**Work to complete**
Report how many lines of the entries below contain the word "status", and nothing more.

**Data rows**
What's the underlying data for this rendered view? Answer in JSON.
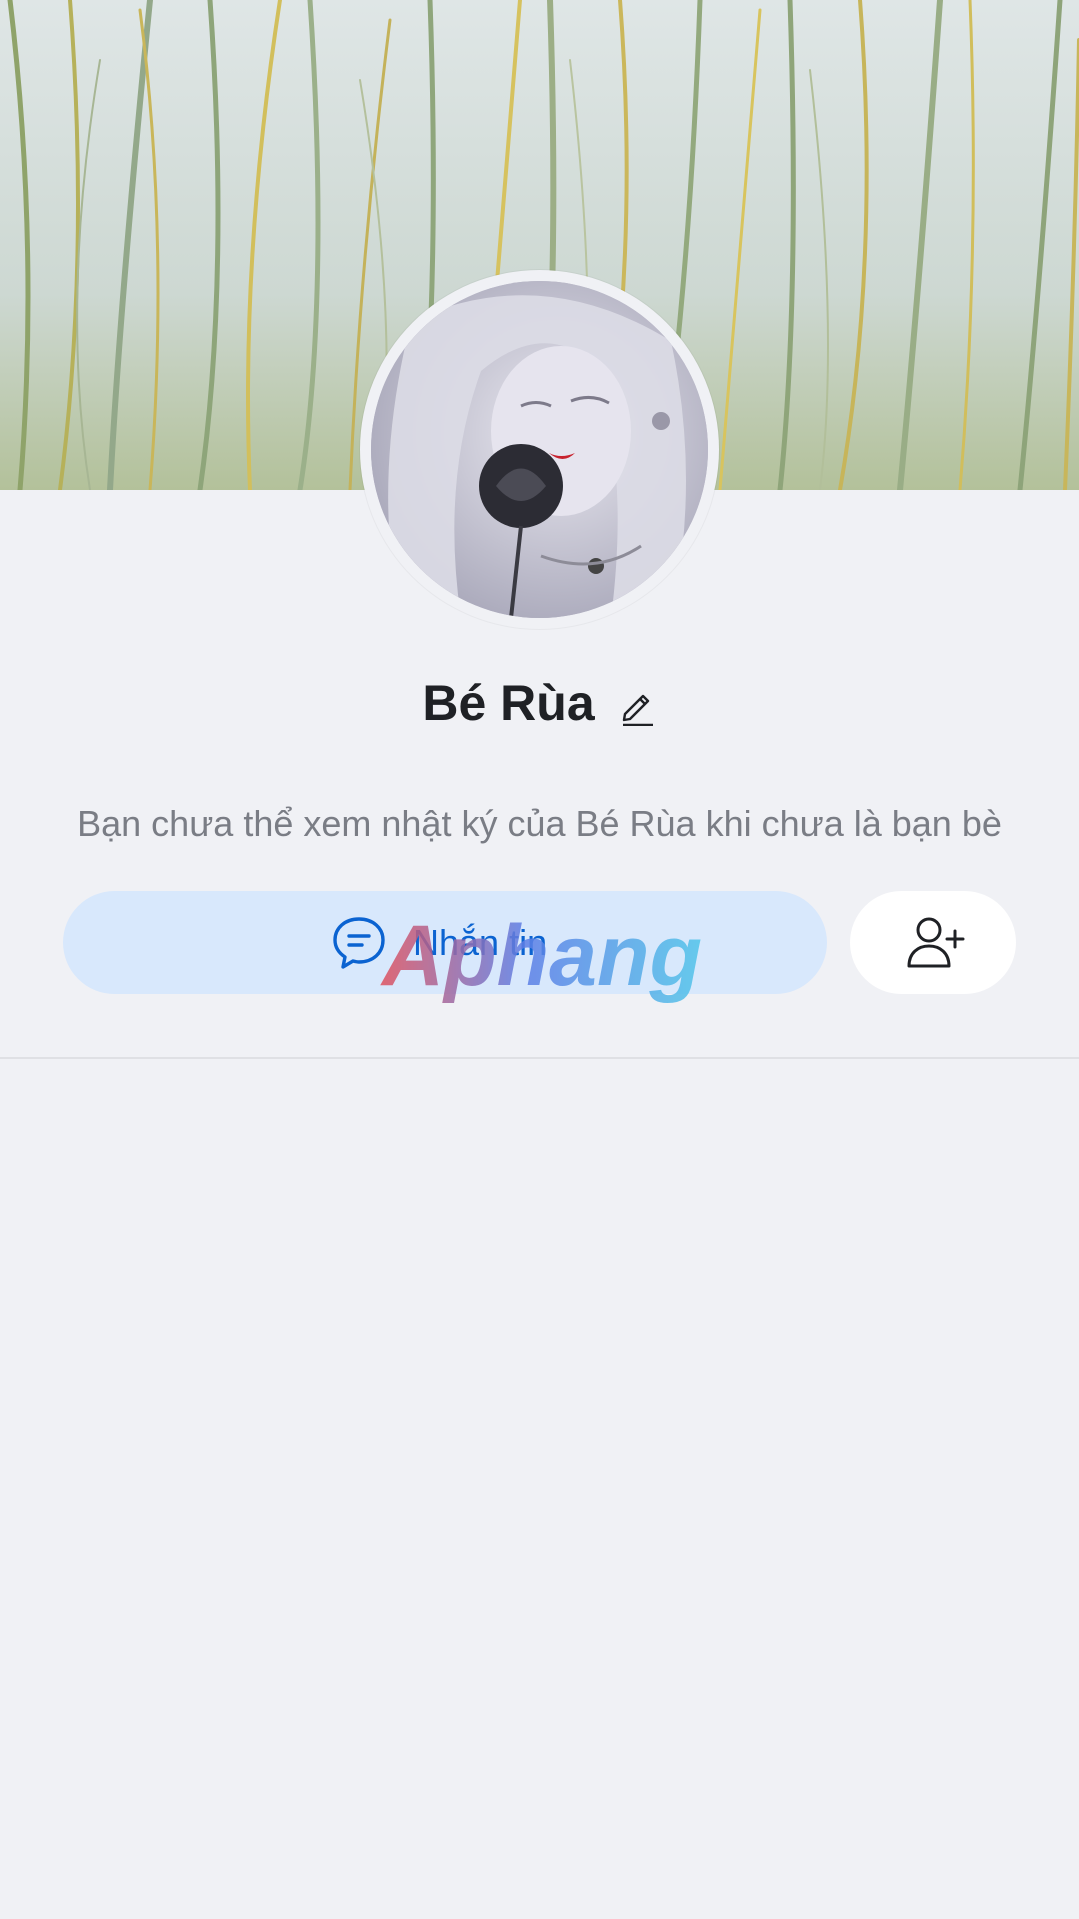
{
  "profile": {
    "name": "Bé Rùa",
    "privacy_notice": "Bạn chưa thể xem nhật ký của Bé Rùa khi chưa là bạn bè"
  },
  "actions": {
    "message_label": "Nhắn tin",
    "message_icon": "chat-bubble-icon",
    "add_friend_icon": "add-user-icon"
  },
  "header": {
    "edit_icon": "pencil-icon"
  },
  "watermark": {
    "text": "Aphang"
  },
  "colors": {
    "background": "#f0f1f5",
    "message_button_bg": "#d8e8fc",
    "message_button_text": "#0b63d1",
    "name_text": "#1f2125",
    "notice_text": "#7a7d85"
  }
}
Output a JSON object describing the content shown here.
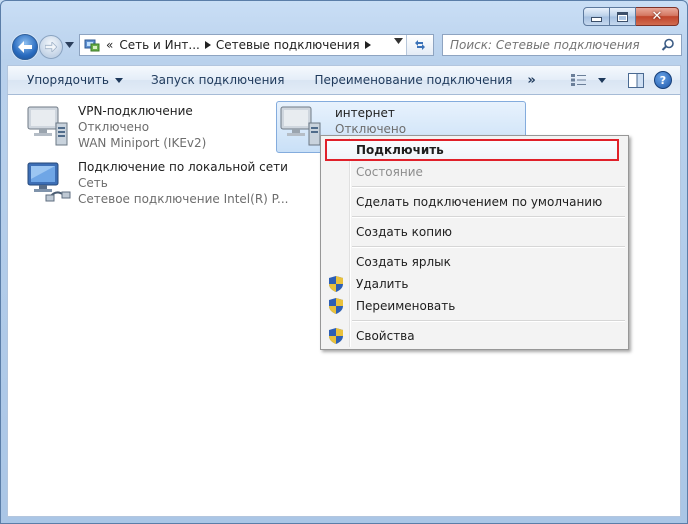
{
  "window": {
    "close_glyph": "✕"
  },
  "nav": {
    "address": {
      "overflow": "«",
      "segments": [
        "Сеть и Инт...",
        "Сетевые подключения"
      ]
    },
    "search_placeholder": "Поиск: Сетевые подключения"
  },
  "commandbar": {
    "organize": "Упорядочить",
    "start": "Запуск подключения",
    "rename": "Переименование подключения",
    "more": "»",
    "help": "?"
  },
  "connections": [
    {
      "name": "VPN-подключение",
      "status": "Отключено",
      "device": "WAN Miniport (IKEv2)"
    },
    {
      "name": "Подключение по локальной сети",
      "status": "Сеть",
      "device": "Сетевое подключение Intel(R) P..."
    },
    {
      "name": "интернет",
      "status": "Отключено"
    }
  ],
  "context_menu": {
    "connect": "Подключить",
    "status": "Состояние",
    "set_default": "Сделать подключением по умолчанию",
    "copy": "Создать копию",
    "shortcut": "Создать ярлык",
    "delete": "Удалить",
    "rename": "Переименовать",
    "properties": "Свойства"
  },
  "colors": {
    "highlight_border": "#e0202a",
    "selection_fill": "#c9e0f7"
  }
}
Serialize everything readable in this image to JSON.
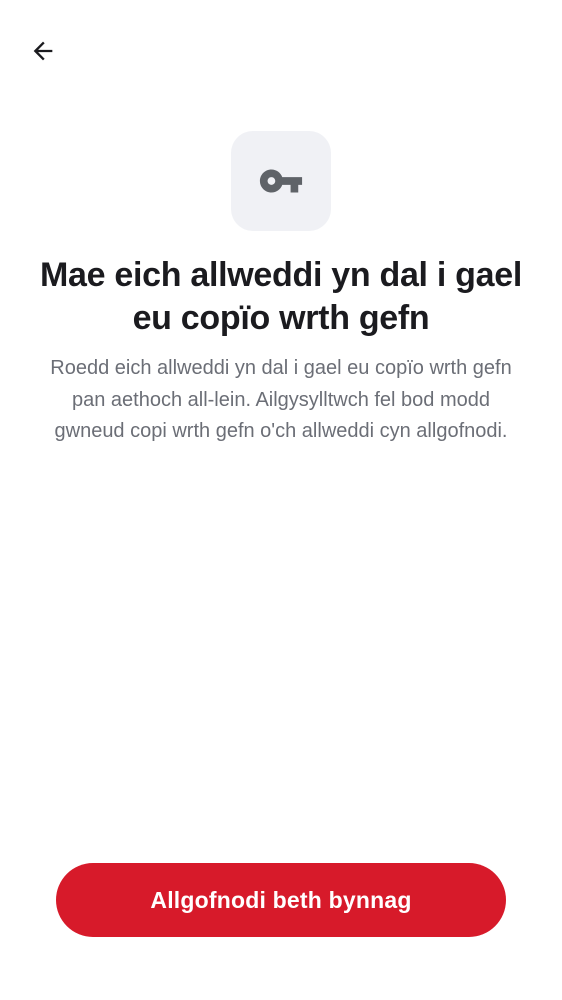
{
  "header": {
    "back_icon": "arrow-left-icon"
  },
  "hero": {
    "icon": "key-icon",
    "tile_color": "#f0f1f5",
    "icon_color": "#5f6368"
  },
  "content": {
    "title": "Mae eich allweddi yn dal i gael eu copïo wrth gefn",
    "body": "Roedd eich allweddi yn dal i gael eu copïo wrth gefn pan aethoch all-lein. Ailgysylltwch fel bod modd gwneud copi wrth gefn o'ch allweddi cyn allgofnodi."
  },
  "actions": {
    "primary_label": "Allgofnodi beth bynnag",
    "primary_color": "#d71a2a"
  }
}
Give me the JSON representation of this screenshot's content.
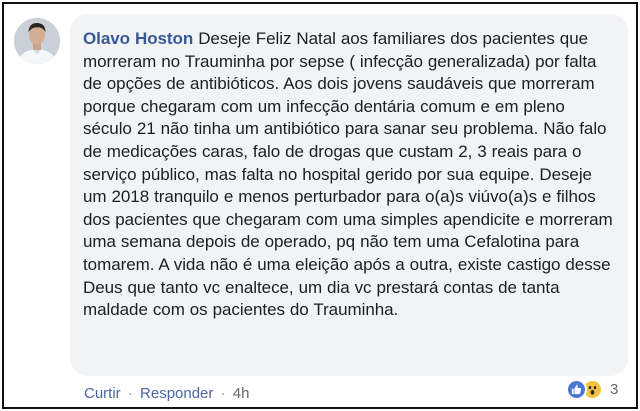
{
  "comment": {
    "author": "Olavo Hoston",
    "text": "Deseje Feliz Natal aos familiares dos pacientes que morreram no Trauminha por sepse ( infecção generalizada) por falta de opções de antibióticos. Aos dois jovens saudáveis que morreram porque chegaram com um infecção dentária comum e em pleno século 21 não tinha um antibiótico para sanar seu problema. Não falo de medicações caras, falo de drogas que custam 2, 3 reais para o serviço público, mas falta no hospital gerido por sua equipe. Deseje um 2018 tranquilo e menos perturbador para o(a)s viúvo(a)s e filhos dos pacientes que chegaram com uma simples apendicite e morreram uma semana depois de operado, pq não tem uma Cefalotina para tomarem. A vida não é uma eleição após a outra, existe castigo desse Deus que tanto vc enaltece, um dia vc prestará contas de tanta maldade com os pacientes do Trauminha."
  },
  "actions": {
    "like_label": "Curtir",
    "reply_label": "Responder",
    "separator": "·",
    "time": "4h"
  },
  "reactions": {
    "icons": [
      "like-icon",
      "wow-icon"
    ],
    "count": "3",
    "colors": {
      "like": "#4a76d4",
      "wow": "#f5c33b"
    }
  },
  "colors": {
    "author": "#385898",
    "bubble": "#f2f3f5",
    "text": "#1c1e21",
    "action_link": "#4b67a1"
  }
}
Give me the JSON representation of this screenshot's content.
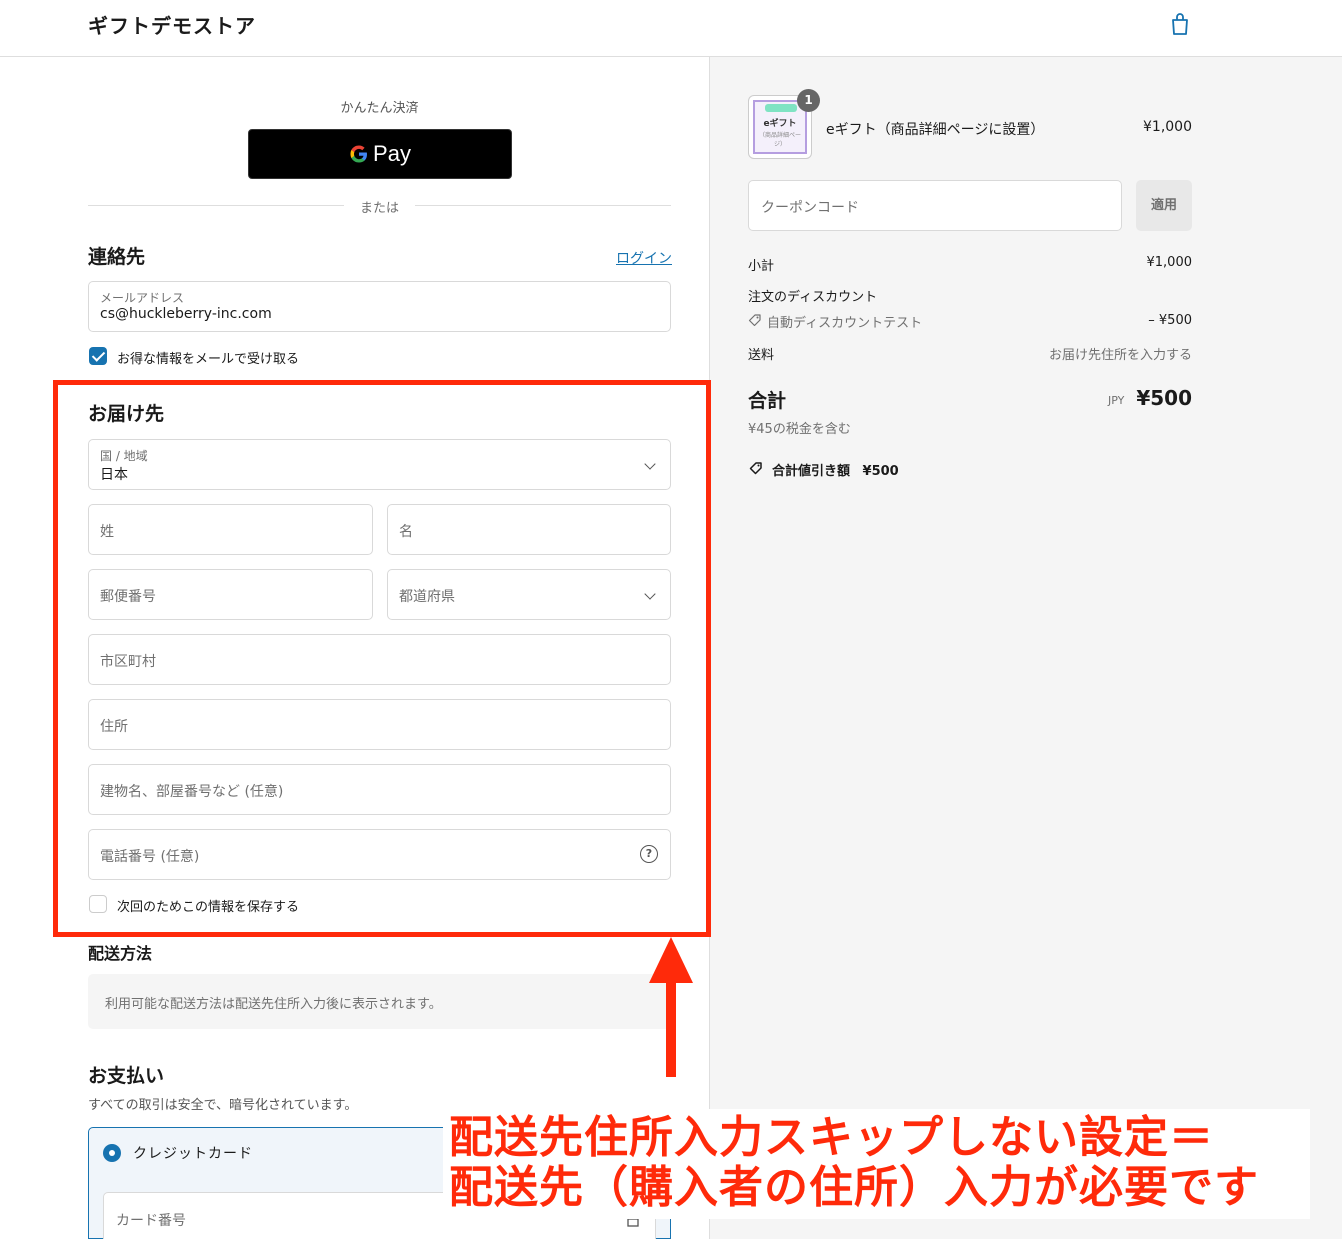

**Exercise answer**
4